(Collection entries)
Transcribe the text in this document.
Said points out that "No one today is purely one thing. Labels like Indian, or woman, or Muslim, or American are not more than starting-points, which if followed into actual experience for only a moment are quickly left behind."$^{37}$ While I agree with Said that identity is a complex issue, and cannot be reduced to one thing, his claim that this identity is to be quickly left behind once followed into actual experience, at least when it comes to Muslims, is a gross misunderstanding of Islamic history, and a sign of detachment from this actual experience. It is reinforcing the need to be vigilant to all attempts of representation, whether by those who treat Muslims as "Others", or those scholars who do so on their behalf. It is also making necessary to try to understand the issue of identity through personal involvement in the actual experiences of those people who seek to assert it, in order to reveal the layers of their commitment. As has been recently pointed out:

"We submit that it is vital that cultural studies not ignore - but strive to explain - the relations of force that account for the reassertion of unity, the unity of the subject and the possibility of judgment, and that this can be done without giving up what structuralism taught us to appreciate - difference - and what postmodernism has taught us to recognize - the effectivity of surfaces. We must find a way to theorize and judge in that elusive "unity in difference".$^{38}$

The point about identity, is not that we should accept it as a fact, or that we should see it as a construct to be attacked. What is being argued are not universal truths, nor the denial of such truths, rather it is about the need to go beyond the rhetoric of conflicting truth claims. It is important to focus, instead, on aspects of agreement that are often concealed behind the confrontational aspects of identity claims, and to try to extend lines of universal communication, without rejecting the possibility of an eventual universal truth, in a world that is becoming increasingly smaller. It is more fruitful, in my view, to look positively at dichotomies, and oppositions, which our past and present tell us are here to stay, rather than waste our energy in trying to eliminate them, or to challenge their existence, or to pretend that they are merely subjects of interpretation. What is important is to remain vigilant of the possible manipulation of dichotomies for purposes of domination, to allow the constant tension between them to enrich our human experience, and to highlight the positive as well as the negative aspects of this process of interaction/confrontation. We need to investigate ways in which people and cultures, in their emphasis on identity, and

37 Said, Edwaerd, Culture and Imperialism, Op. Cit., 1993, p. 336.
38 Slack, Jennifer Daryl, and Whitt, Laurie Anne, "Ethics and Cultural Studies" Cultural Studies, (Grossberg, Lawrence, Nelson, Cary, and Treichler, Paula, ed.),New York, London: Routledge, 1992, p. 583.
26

DO THIS ::
Restate the whole of the material exactly.

EXERCISE ANSWER ::
Transcribe the text in this document.
Said points out that "No one today is purely one thing. Labels like Indian, or woman, or Muslim, or American are not more than starting-points, which if followed into actual experience for only a moment are quickly left behind."$^{37}$ While I agree with Said that identity is a complex issue, and cannot be reduced to one thing, his claim that this identity is to be quickly left behind once followed into actual experience, at least when it comes to Muslims, is a gross misunderstanding of Islamic history, and a sign of detachment from this actual experience. It is reinforcing the need to be vigilant to all attempts of representation, whether by those who treat Muslims as "Others", or those scholars who do so on their behalf. It is also making necessary to try to understand the issue of identity through personal involvement in the actual experiences of those people who seek to assert it, in order to reveal the layers of their commitment. As has been recently pointed out:

"We submit that it is vital that cultural studies not ignore - but strive to explain - the relations of force that account for the reassertion of unity, the unity of the subject and the possibility of judgment, and that this can be done without giving up what structuralism taught us to appreciate - difference - and what postmodernism has taught us to recognize - the effectivity of surfaces. We must find a way to theorize and judge in that elusive "unity in difference".$^{38}$

The point about identity, is not that we should accept it as a fact, or that we should see it as a construct to be attacked. What is being argued are not universal truths, nor the denial of such truths, rather it is about the need to go beyond the rhetoric of conflicting truth claims. It is important to focus, instead, on aspects of agreement that are often concealed behind the confrontational aspects of identity claims, and to try to extend lines of universal communication, without rejecting the possibility of an eventual universal truth, in a world that is becoming increasingly smaller. It is more fruitful, in my view, to look positively at dichotomies, and oppositions, which our past and present tell us are here to stay, rather than waste our energy in trying to eliminate them, or to challenge their existence, or to pretend that they are merely subjects of interpretation. What is important is to remain vigilant of the possible manipulation of dichotomies for purposes of domination, to allow the constant tension between them to enrich our human experience, and to highlight the positive as well as the negative aspects of this process of interaction/confrontation. We need to investigate ways in which people and cultures, in their emphasis on identity, and

37 Said, Edwaerd, Culture and Imperialism, Op. Cit., 1993, p. 336.
38 Slack, Jennifer Daryl, and Whitt, Laurie Anne, "Ethics and Cultural Studies" Cultural Studies, (Grossberg, Lawrence, Nelson, Cary, and Treichler, Paula, ed.),New York, London: Routledge, 1992, p. 583.
26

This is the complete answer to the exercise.